Give the material once more, word for word, without any images.

**Entries from a dataset:**
········

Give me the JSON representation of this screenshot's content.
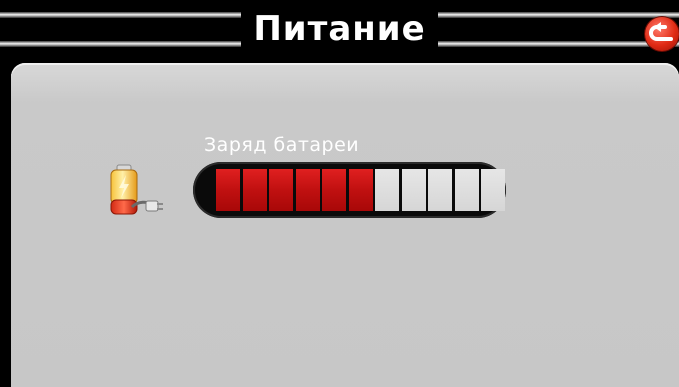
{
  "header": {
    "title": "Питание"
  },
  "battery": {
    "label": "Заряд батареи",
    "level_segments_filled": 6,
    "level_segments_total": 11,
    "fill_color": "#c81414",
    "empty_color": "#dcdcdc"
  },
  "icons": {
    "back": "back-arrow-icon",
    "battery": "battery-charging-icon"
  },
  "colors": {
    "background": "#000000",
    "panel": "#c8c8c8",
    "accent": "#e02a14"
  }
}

········

**OUTPUT FOR THIS TASK:**
Give me the JSON representation of this screenshot's content.
{
  "header": {
    "title": "Питание"
  },
  "battery": {
    "label": "Заряд батареи",
    "level_segments_filled": 6,
    "level_segments_total": 11,
    "fill_color": "#c81414",
    "empty_color": "#dcdcdc"
  },
  "icons": {
    "back": "back-arrow-icon",
    "battery": "battery-charging-icon"
  },
  "colors": {
    "background": "#000000",
    "panel": "#c8c8c8",
    "accent": "#e02a14"
  }
}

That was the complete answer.